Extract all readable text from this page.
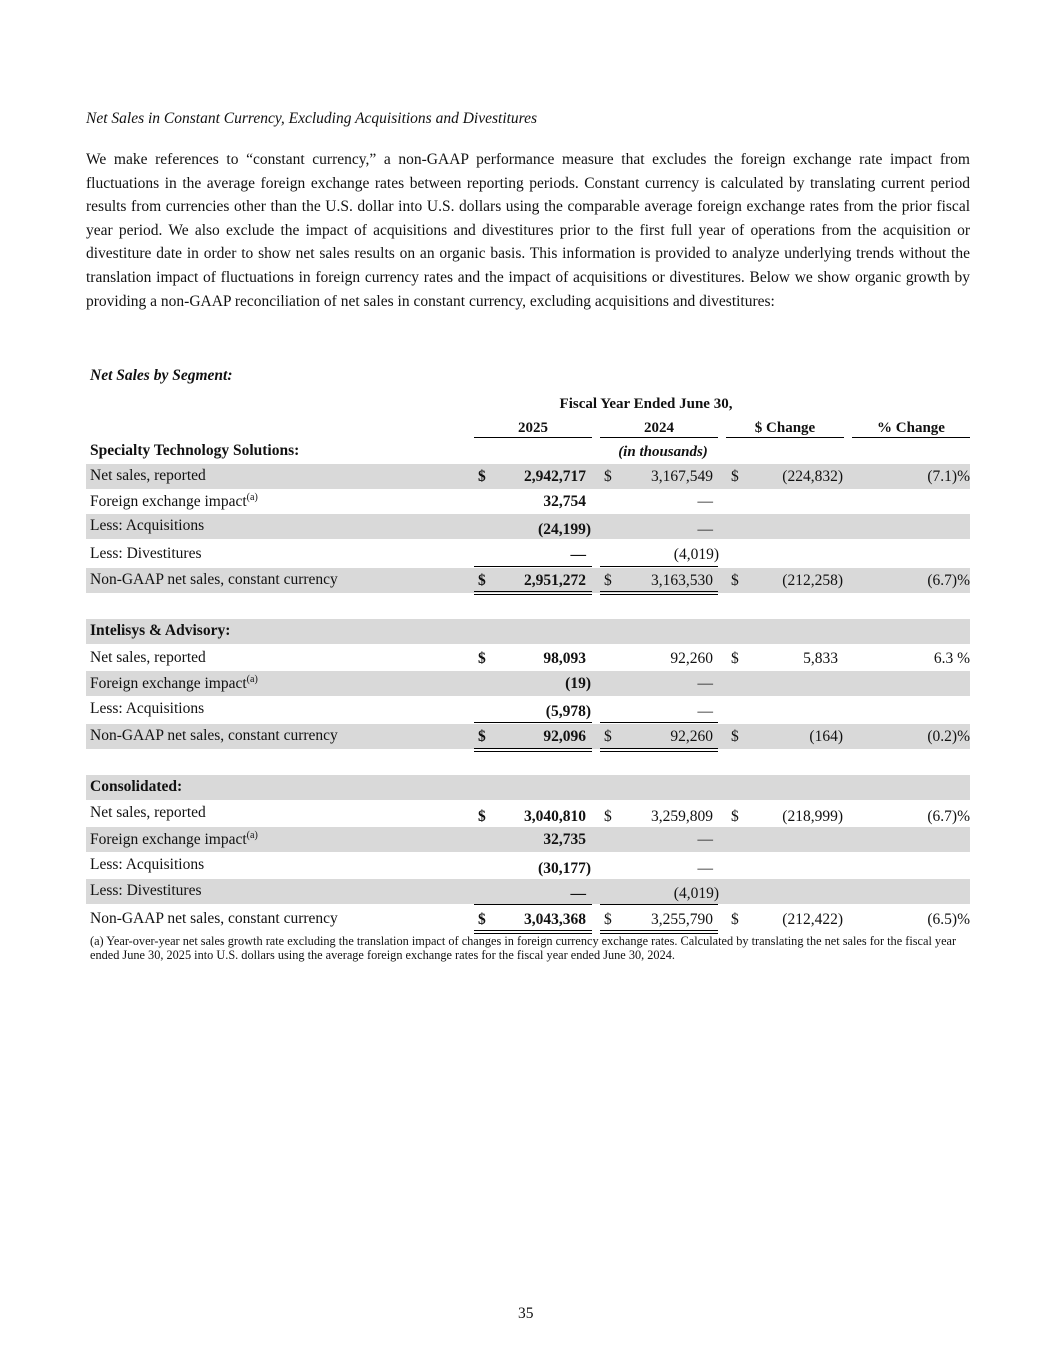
Net Sales in Constant Currency, Excluding Acquisitions and Divestitures
We make references to “constant currency,” a non-GAAP performance measure that excludes the foreign exchange rate impact from fluctuations in the average foreign exchange rates between reporting periods. Constant currency is calculated by translating current period results from currencies other than the U.S. dollar into U.S. dollars using the comparable average foreign exchange rates from the prior fiscal year period. We also exclude the impact of acquisitions and divestitures prior to the first full year of operations from the acquisition or divestiture date in order to show net sales results on an organic basis. This information is provided to analyze underlying trends without the translation impact of fluctuations in foreign currency rates and the impact of acquisitions or divestitures. Below we show organic growth by providing a non-GAAP reconciliation of net sales in constant currency, excluding acquisitions and divestitures:
Net Sales by Segment:
Fiscal Year Ended June 30,
2025	2024	$ Change	% Change
(in thousands)
Specialty Technology Solutions:
Net sales, reported	$ 2,942,717 $	3,167,549 $	(224,832)	(7.1)%
Foreign exchange impact$^{(a)}$	32,754	—
Less: Acquisitions	(24,199)	—
Less: Divestitures	—	(4,019)
Non-GAAP net sales, constant currency	$ 2,951,272 $	3,163,530 $	(212,258)	(6.7)%
Intelisys & Advisory:
Net sales, reported	$	98,093	92,260 $	5,833	6.3 %
Foreign exchange impact$^{(a)}$	(19)	—
Less: Acquisitions	(5,978)	—
Non-GAAP net sales, constant currency	$	92,096 $	92,260 $	(164)	(0.2)%
Consolidated:
Net sales, reported	$ 3,040,810 $	3,259,809 $	(218,999)	(6.7)%
Foreign exchange impact$^{(a)}$	32,735	—
Less: Acquisitions	(30,177)	—
Less: Divestitures	—	(4,019)
Non-GAAP net sales, constant currency	$ 3,043,368 $	3,255,790 $	(212,422)	(6.5)%
(a) Year-over-year net sales growth rate excluding the translation impact of changes in foreign currency exchange rates. Calculated by translating the net sales for the fiscal year ended June 30, 2025 into U.S. dollars using the average foreign exchange rates for the fiscal year ended June 30, 2024.
35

^^^^^^^^

### What you will do:
Copy each line above that contains the word "reported".

### Expected answer:
Net sales, reported	$ 2,942,717 $	3,167,549 $	(224,832)	(7.1)%
Net sales, reported	$	98,093	92,260 $	5,833	6.3 %
Net sales, reported	$ 3,040,810 $	3,259,809 $	(218,999)	(6.7)%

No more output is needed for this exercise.